Look for the word "JSON" in the entries below, then copy every line that has it.

---------------

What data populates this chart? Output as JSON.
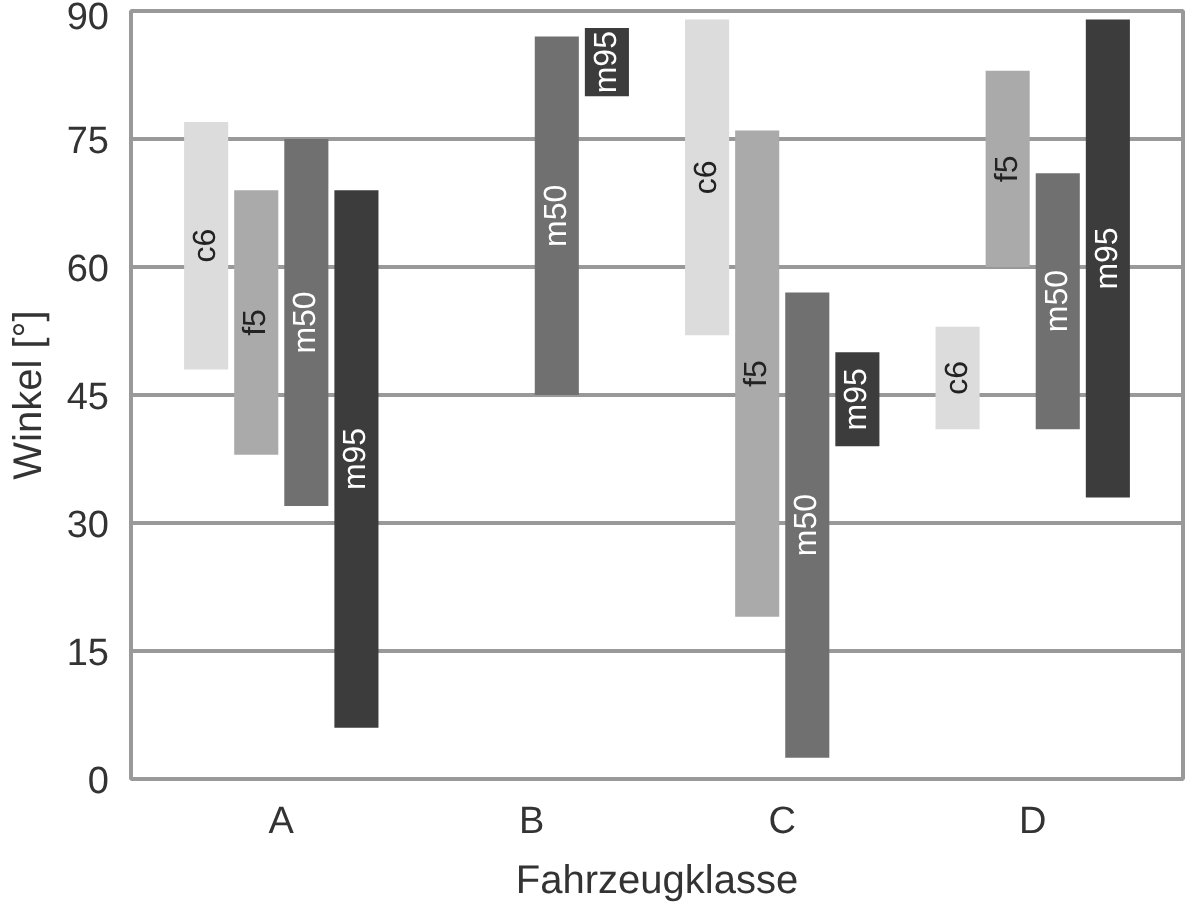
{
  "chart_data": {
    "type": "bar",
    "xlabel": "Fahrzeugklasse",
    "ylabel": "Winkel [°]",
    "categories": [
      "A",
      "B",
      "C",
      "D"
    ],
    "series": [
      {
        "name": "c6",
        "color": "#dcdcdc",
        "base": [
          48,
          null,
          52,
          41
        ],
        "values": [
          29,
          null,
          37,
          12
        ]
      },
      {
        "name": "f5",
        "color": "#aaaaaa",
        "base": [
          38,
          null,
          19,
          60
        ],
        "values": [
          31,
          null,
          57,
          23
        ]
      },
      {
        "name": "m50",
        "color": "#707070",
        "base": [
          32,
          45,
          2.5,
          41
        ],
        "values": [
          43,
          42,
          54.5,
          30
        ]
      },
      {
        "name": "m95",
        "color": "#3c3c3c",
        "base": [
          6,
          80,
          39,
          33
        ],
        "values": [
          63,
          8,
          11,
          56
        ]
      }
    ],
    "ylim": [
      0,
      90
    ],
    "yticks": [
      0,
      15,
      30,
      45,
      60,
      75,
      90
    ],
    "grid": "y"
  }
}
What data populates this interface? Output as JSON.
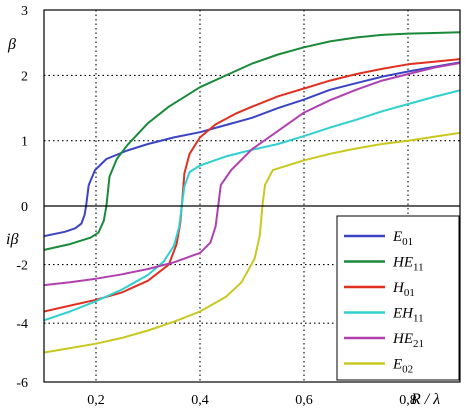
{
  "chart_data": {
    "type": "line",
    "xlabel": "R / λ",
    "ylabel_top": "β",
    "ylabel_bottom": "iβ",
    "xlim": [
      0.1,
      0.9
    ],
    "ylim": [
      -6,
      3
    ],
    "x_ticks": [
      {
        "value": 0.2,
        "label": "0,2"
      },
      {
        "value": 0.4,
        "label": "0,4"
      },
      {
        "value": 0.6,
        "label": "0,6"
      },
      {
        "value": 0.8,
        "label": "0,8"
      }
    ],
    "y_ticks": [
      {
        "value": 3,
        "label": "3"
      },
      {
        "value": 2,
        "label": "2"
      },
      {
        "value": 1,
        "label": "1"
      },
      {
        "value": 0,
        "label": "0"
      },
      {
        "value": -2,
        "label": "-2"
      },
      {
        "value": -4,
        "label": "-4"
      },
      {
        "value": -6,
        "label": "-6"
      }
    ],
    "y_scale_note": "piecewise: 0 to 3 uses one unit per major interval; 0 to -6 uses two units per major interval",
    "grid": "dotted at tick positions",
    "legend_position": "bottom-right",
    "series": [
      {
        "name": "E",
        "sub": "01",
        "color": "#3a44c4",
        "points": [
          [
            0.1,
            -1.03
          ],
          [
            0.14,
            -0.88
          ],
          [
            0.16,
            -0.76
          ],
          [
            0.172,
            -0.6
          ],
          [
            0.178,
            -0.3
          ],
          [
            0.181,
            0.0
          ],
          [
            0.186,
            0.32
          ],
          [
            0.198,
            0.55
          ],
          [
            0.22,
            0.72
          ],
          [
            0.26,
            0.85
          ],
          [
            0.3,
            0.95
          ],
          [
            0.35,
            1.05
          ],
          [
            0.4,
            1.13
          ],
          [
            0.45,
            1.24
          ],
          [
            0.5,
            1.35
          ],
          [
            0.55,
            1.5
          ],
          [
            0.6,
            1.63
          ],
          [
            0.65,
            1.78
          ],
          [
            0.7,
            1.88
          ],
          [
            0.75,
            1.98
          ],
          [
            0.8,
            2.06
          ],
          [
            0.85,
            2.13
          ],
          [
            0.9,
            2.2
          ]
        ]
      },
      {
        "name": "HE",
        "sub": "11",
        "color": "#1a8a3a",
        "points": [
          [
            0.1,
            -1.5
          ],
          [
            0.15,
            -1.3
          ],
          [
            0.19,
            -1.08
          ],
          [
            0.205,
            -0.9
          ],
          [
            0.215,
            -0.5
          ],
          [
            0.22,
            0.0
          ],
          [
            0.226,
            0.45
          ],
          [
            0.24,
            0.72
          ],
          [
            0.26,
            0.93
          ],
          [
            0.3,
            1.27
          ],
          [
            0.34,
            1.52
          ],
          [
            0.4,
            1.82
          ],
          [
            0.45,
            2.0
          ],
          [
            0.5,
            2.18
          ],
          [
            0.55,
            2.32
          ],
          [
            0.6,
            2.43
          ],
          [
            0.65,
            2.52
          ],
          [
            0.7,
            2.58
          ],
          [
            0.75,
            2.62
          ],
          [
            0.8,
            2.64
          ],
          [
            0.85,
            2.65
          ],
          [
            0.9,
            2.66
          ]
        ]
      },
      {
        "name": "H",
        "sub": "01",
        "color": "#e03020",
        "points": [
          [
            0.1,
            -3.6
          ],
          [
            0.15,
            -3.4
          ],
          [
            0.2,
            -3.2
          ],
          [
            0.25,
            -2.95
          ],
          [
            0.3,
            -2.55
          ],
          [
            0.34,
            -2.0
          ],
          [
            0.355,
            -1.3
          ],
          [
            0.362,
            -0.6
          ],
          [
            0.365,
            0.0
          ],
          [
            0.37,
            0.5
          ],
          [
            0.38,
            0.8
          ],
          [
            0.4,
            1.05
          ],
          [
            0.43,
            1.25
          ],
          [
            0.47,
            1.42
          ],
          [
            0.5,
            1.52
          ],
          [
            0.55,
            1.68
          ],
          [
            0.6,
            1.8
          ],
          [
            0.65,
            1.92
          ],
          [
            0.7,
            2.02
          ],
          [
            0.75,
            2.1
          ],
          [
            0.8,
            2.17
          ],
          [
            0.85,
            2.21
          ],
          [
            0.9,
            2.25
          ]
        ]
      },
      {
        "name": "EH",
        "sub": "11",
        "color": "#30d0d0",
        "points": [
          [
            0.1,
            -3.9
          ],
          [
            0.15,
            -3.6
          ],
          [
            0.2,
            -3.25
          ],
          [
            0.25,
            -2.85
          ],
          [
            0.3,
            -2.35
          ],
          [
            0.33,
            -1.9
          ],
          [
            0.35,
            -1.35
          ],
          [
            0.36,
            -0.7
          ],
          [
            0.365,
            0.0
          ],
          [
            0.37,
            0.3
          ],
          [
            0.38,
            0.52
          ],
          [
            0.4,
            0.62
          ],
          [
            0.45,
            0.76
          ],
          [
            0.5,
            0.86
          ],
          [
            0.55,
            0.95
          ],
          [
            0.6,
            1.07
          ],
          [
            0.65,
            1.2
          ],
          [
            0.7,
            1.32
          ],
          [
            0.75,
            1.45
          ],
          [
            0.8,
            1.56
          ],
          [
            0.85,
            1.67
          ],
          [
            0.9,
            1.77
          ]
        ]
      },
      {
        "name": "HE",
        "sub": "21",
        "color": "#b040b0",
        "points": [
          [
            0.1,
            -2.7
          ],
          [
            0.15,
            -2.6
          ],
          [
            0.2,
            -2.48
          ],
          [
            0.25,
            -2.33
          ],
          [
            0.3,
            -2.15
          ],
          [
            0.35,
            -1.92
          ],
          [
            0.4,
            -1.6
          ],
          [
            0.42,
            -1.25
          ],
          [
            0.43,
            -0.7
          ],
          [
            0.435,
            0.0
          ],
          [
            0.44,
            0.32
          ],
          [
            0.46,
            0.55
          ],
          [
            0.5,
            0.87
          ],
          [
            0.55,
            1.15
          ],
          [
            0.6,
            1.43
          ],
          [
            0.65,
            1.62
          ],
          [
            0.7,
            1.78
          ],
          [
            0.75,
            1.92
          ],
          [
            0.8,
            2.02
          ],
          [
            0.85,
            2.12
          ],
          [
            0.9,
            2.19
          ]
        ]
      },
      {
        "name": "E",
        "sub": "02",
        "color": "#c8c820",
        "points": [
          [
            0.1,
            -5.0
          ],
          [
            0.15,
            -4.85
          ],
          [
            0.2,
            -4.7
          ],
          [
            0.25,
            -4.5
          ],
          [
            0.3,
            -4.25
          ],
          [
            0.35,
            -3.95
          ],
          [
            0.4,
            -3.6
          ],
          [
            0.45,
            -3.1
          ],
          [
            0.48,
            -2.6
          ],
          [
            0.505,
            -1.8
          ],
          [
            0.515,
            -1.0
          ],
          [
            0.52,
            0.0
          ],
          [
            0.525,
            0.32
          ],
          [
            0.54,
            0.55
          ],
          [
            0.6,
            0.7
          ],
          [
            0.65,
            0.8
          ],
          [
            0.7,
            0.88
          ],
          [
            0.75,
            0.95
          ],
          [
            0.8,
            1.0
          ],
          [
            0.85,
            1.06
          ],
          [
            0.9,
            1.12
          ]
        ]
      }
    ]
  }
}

---------------

__TASK RESULT__.
What data populates this chart? Output as JSON.
What data populates this interface? Output as JSON.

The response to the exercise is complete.